## REQUIREMENTS
Take each line containing the word "xlabel" and copy it.

++++++++

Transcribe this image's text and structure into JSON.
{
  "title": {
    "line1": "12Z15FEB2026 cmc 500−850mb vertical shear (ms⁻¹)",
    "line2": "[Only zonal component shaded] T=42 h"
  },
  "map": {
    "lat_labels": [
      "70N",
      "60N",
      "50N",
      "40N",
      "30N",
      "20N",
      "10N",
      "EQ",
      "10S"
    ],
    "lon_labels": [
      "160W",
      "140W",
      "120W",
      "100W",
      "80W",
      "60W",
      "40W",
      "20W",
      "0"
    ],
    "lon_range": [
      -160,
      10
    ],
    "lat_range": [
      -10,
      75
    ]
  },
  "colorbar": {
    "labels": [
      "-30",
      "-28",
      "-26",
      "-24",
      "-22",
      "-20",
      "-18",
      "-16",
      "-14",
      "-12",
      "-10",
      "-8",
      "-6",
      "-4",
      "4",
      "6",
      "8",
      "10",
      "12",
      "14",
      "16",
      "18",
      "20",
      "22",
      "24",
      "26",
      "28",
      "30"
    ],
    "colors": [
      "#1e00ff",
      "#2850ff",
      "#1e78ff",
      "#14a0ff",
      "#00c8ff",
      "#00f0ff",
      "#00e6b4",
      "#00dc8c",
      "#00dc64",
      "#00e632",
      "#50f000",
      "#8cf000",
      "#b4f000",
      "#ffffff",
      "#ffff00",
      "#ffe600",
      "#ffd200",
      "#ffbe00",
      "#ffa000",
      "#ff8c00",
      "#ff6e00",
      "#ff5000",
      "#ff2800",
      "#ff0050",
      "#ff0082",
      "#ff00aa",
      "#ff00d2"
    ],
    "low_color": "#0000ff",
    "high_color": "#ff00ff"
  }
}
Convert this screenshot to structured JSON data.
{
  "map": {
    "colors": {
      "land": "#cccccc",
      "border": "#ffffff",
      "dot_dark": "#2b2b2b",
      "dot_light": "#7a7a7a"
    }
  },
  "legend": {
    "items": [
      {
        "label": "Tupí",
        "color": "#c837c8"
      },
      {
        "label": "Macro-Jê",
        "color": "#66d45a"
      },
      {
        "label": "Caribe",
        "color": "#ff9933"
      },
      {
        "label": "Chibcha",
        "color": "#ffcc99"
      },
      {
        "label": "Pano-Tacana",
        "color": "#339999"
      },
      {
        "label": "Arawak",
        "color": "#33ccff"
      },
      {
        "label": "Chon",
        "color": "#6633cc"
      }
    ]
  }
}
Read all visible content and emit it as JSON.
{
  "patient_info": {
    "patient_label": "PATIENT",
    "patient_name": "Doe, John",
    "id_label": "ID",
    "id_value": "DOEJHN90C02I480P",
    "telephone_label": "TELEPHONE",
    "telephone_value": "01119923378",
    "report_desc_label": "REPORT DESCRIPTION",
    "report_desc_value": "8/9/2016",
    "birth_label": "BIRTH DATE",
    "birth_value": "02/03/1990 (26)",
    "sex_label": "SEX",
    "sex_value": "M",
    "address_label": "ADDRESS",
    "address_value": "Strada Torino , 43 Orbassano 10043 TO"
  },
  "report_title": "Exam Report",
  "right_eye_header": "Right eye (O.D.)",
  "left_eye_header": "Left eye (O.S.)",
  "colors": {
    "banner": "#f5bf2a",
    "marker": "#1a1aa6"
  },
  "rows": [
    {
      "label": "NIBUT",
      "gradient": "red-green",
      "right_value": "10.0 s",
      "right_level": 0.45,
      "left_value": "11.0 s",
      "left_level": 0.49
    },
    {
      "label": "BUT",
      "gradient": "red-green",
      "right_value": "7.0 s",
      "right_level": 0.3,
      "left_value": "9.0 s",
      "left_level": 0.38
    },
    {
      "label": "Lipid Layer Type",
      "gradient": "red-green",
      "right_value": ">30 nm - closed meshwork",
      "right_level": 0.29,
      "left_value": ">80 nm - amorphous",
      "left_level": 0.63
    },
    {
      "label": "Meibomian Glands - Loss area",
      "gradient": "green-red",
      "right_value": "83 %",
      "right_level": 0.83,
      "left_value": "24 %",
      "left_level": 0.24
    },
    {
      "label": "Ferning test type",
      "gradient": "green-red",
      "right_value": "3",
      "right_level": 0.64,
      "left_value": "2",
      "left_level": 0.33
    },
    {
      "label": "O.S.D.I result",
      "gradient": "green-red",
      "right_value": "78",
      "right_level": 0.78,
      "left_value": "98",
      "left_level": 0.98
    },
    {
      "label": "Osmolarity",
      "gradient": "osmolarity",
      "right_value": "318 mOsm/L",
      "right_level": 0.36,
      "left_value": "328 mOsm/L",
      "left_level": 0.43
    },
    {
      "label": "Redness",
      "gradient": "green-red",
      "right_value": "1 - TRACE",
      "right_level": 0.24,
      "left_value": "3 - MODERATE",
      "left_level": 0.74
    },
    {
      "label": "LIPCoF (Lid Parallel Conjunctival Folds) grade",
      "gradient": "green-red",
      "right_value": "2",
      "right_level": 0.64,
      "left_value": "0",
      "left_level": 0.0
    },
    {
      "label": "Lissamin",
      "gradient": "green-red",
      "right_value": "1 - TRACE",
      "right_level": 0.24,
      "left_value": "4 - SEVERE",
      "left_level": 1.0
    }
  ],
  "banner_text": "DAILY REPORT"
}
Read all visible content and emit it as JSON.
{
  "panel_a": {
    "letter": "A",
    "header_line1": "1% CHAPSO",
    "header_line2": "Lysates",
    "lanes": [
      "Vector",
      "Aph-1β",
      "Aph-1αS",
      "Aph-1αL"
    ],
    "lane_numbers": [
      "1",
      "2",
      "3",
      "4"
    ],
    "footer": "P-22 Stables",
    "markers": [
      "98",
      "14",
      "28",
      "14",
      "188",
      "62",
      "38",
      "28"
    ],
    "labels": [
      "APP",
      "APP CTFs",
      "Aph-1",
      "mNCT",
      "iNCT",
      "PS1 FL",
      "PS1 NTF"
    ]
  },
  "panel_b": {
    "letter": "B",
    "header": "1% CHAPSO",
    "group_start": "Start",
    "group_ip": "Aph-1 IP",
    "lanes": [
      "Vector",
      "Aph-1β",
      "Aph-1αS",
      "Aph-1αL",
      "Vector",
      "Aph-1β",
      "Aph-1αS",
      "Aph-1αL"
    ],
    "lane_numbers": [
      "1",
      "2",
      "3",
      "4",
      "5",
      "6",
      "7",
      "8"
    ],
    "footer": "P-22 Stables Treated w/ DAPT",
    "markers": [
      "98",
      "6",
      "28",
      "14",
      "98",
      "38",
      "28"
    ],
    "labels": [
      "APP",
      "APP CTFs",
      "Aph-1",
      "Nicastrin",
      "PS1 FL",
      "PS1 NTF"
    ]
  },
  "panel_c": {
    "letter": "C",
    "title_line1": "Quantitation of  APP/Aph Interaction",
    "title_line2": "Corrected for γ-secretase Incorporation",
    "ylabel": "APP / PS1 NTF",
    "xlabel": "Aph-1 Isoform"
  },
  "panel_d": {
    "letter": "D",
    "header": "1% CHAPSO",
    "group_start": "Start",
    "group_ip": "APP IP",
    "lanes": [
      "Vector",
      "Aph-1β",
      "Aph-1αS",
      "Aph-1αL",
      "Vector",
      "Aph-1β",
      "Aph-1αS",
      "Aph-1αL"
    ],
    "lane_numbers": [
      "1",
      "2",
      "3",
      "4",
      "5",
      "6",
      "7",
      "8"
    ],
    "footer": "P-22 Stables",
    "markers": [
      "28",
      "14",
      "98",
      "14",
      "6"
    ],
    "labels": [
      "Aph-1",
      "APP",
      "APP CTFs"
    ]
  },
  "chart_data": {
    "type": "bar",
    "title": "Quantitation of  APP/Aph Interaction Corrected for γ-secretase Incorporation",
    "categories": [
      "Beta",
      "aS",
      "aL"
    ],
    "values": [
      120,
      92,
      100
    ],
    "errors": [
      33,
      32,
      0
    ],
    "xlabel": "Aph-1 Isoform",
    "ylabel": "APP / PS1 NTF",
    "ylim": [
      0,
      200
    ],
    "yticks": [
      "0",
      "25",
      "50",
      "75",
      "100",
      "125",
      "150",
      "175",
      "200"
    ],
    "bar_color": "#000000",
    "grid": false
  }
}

++++++++

## EXPECTED OUTPUT
    "xlabel": "Aph-1 Isoform"
    "xlabel": "Aph-1 Isoform",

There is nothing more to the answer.